For the word "mRNA", state how many lines of the records include it, with no other text.
[[ Data to examine, beginning ]]
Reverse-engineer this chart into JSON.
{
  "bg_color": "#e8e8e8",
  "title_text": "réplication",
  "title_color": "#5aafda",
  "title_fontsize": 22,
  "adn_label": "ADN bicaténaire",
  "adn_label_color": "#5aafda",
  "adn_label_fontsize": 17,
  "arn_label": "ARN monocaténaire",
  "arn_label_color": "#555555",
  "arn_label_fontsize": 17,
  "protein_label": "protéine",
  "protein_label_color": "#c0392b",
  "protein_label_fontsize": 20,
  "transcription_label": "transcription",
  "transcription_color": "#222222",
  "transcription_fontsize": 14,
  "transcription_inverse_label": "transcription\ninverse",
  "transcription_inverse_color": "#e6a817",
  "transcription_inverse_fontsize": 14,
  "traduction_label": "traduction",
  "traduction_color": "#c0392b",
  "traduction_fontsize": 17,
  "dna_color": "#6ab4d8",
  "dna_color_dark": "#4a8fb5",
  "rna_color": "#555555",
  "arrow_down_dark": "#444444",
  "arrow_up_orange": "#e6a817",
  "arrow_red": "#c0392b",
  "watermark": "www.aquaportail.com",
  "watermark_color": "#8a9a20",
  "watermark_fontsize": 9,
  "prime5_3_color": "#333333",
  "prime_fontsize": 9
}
[[ Data to examine, end ]]
[[ Data to examine, beginning ]]
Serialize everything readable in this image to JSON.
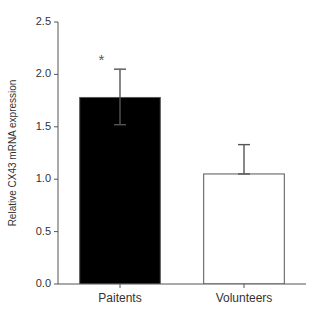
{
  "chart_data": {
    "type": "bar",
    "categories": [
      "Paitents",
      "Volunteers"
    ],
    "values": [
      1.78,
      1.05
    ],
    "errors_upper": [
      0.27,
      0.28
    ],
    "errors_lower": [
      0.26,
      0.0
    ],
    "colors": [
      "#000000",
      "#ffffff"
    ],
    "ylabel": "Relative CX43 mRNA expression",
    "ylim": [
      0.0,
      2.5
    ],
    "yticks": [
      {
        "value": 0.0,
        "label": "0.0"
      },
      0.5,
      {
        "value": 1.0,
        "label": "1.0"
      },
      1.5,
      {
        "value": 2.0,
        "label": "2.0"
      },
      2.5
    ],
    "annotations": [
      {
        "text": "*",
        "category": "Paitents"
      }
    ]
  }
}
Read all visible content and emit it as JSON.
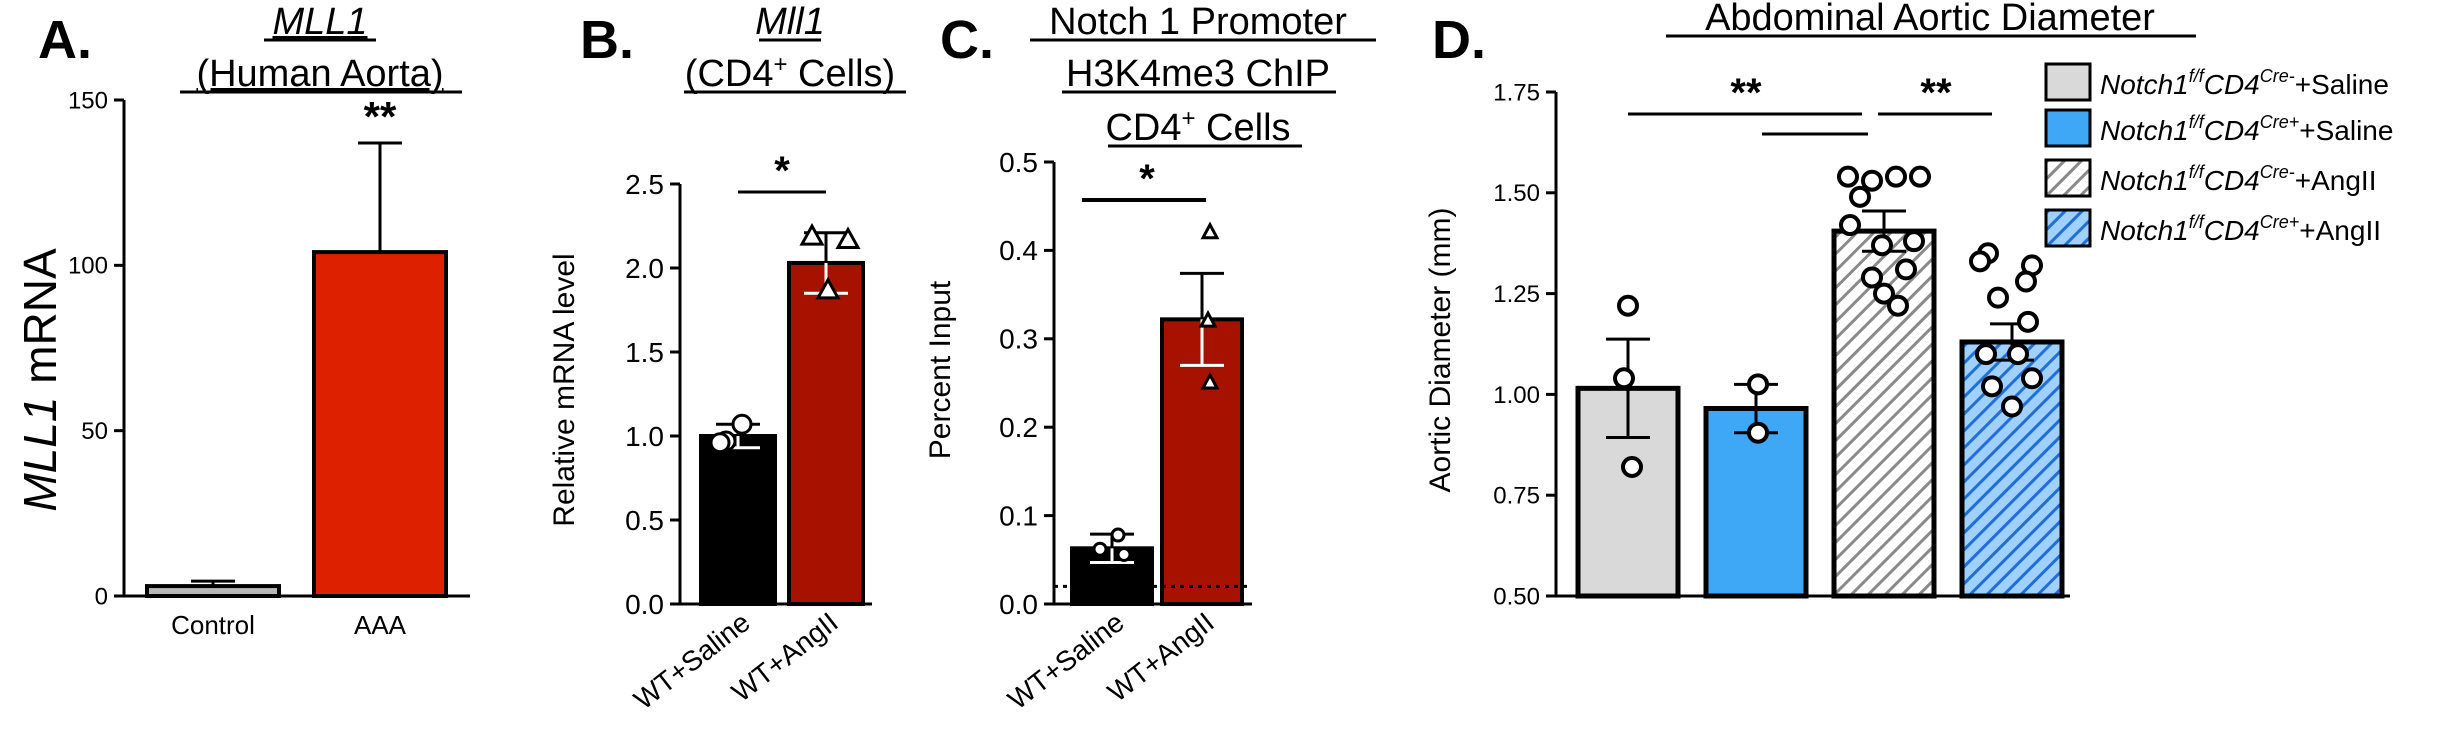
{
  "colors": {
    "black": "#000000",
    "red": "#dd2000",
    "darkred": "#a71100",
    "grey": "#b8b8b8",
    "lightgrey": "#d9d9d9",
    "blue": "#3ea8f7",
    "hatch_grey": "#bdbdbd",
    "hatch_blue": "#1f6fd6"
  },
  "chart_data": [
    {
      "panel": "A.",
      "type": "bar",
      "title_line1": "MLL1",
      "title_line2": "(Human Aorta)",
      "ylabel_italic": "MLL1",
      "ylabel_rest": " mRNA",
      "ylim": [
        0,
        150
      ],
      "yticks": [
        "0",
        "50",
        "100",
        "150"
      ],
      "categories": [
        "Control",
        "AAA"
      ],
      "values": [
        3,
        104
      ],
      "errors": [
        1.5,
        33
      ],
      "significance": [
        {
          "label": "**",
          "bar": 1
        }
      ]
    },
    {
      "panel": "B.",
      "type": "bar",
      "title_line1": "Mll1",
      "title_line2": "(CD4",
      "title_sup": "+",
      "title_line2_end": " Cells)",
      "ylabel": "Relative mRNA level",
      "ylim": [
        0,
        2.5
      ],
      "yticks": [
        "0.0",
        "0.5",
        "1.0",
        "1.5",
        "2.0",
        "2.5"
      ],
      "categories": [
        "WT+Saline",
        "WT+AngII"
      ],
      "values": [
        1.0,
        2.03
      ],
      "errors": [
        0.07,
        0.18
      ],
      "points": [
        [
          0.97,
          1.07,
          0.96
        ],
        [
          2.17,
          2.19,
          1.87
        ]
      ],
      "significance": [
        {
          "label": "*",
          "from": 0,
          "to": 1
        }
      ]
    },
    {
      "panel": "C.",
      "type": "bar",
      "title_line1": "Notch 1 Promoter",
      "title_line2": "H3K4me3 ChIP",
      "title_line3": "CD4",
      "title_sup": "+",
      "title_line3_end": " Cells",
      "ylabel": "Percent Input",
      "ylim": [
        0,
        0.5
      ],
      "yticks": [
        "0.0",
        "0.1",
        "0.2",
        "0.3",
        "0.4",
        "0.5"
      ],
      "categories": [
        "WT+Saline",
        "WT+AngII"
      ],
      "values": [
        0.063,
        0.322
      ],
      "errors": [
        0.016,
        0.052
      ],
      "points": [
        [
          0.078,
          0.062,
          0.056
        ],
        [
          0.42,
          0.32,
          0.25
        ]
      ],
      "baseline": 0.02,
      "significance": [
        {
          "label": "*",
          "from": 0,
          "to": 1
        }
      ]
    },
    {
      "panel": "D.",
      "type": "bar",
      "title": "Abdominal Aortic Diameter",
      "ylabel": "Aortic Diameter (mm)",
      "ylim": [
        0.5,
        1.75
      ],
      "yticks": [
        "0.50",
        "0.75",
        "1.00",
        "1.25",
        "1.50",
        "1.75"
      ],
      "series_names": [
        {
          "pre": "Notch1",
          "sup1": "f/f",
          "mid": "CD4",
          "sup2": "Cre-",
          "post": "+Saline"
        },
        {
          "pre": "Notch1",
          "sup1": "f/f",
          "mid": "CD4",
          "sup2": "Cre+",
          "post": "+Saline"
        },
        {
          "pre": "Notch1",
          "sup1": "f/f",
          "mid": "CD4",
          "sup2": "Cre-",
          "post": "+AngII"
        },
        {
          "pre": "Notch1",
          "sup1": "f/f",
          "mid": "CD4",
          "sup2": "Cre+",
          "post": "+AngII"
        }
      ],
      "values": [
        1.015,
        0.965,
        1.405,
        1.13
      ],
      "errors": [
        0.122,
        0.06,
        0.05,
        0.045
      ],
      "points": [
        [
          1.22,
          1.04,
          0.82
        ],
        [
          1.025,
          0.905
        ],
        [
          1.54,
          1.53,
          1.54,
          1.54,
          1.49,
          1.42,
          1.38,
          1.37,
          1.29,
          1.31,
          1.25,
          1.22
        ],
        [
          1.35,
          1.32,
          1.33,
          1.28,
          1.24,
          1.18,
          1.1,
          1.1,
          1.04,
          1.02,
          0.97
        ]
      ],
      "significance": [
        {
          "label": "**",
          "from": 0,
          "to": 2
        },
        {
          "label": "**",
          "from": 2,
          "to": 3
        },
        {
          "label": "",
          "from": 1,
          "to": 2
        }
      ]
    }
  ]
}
[[ Data to examine, end ]]
Solution to the exercise — 3